(Saved data entries)
::::::
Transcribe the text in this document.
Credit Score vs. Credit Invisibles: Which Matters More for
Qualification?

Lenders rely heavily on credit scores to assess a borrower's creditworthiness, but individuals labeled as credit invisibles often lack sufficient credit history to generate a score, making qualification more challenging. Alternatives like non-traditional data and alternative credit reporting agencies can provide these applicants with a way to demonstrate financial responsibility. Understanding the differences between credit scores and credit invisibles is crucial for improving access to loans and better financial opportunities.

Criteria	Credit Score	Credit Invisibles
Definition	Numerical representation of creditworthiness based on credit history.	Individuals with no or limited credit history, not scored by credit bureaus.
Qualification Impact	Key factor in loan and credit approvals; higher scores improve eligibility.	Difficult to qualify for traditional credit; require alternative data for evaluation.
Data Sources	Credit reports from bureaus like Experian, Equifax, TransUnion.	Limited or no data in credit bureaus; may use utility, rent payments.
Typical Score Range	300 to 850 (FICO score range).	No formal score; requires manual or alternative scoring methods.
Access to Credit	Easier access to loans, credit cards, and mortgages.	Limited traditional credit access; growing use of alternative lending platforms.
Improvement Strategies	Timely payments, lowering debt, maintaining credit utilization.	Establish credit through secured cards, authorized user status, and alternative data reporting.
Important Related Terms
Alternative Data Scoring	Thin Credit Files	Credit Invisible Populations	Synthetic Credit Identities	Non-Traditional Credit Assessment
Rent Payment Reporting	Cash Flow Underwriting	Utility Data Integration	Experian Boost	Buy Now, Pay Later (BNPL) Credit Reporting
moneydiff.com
::::::
*EXERCISE DESCRIPTION*.
Give a single number: the count of lines above that include the word "cards".

*CORRECT RESULT*.
2